◆ YOUR GOAL
From the listing that follows, output everything exactly except the pictures.

◆ DATA TO PROCESS

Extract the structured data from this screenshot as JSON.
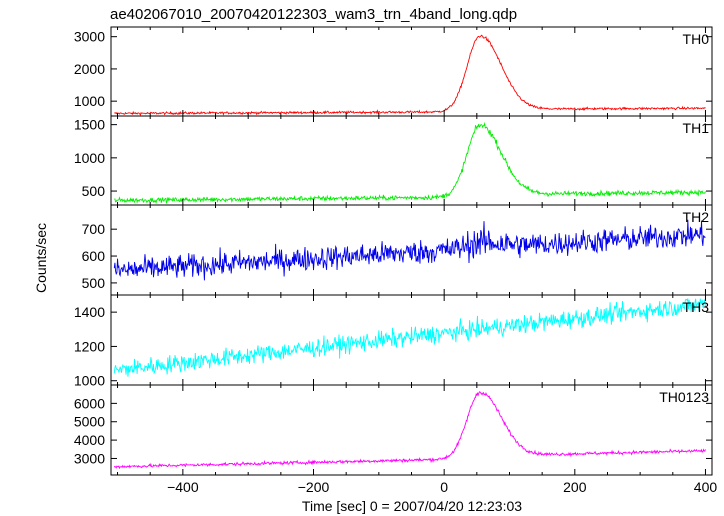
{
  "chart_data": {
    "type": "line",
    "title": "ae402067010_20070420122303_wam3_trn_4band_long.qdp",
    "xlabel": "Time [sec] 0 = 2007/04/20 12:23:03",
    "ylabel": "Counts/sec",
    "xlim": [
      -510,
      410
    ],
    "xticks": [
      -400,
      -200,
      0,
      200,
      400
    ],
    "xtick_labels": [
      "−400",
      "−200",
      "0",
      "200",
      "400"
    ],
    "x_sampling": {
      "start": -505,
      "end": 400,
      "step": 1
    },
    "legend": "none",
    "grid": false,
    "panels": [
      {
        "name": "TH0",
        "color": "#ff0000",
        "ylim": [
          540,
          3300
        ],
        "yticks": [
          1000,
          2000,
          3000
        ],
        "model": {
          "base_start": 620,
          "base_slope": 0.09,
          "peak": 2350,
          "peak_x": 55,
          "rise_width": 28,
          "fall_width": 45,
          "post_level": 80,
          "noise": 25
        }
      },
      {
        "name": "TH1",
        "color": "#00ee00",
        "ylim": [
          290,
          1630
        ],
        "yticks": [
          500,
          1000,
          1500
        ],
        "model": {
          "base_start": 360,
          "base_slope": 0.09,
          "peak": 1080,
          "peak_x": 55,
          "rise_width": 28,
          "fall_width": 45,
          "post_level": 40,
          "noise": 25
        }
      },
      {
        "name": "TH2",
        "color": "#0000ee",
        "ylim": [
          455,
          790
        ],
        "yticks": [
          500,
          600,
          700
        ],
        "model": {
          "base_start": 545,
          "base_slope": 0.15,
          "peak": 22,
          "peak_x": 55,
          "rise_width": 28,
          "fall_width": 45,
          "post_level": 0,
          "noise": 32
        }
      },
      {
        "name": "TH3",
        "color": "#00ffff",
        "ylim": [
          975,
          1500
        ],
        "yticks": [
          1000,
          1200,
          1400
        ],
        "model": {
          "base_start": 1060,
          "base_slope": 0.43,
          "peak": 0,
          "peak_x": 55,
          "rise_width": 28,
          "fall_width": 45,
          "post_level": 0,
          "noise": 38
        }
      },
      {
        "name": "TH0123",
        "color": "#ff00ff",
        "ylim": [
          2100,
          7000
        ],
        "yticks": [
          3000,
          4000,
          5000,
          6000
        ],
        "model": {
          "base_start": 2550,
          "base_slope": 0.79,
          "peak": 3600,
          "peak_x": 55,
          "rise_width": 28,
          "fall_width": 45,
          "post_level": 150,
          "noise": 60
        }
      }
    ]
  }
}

◆ FINAL ANSWER
Extract the structured data from this screenshot as JSON.
{
  "chart_data": {
    "type": "line",
    "title": "ae402067010_20070420122303_wam3_trn_4band_long.qdp",
    "xlabel": "Time [sec] 0 = 2007/04/20 12:23:03",
    "ylabel": "Counts/sec",
    "xlim": [
      -510,
      410
    ],
    "xticks": [
      -400,
      -200,
      0,
      200,
      400
    ],
    "xtick_labels": [
      "−400",
      "−200",
      "0",
      "200",
      "400"
    ],
    "x_sampling": {
      "start": -505,
      "end": 400,
      "step": 1
    },
    "legend": "none",
    "grid": false,
    "panels": [
      {
        "name": "TH0",
        "color": "#ff0000",
        "ylim": [
          540,
          3300
        ],
        "yticks": [
          1000,
          2000,
          3000
        ],
        "model": {
          "base_start": 620,
          "base_slope": 0.09,
          "peak": 2350,
          "peak_x": 55,
          "rise_width": 28,
          "fall_width": 45,
          "post_level": 80,
          "noise": 25
        }
      },
      {
        "name": "TH1",
        "color": "#00ee00",
        "ylim": [
          290,
          1630
        ],
        "yticks": [
          500,
          1000,
          1500
        ],
        "model": {
          "base_start": 360,
          "base_slope": 0.09,
          "peak": 1080,
          "peak_x": 55,
          "rise_width": 28,
          "fall_width": 45,
          "post_level": 40,
          "noise": 25
        }
      },
      {
        "name": "TH2",
        "color": "#0000ee",
        "ylim": [
          455,
          790
        ],
        "yticks": [
          500,
          600,
          700
        ],
        "model": {
          "base_start": 545,
          "base_slope": 0.15,
          "peak": 22,
          "peak_x": 55,
          "rise_width": 28,
          "fall_width": 45,
          "post_level": 0,
          "noise": 32
        }
      },
      {
        "name": "TH3",
        "color": "#00ffff",
        "ylim": [
          975,
          1500
        ],
        "yticks": [
          1000,
          1200,
          1400
        ],
        "model": {
          "base_start": 1060,
          "base_slope": 0.43,
          "peak": 0,
          "peak_x": 55,
          "rise_width": 28,
          "fall_width": 45,
          "post_level": 0,
          "noise": 38
        }
      },
      {
        "name": "TH0123",
        "color": "#ff00ff",
        "ylim": [
          2100,
          7000
        ],
        "yticks": [
          3000,
          4000,
          5000,
          6000
        ],
        "model": {
          "base_start": 2550,
          "base_slope": 0.79,
          "peak": 3600,
          "peak_x": 55,
          "rise_width": 28,
          "fall_width": 45,
          "post_level": 150,
          "noise": 60
        }
      }
    ]
  }
}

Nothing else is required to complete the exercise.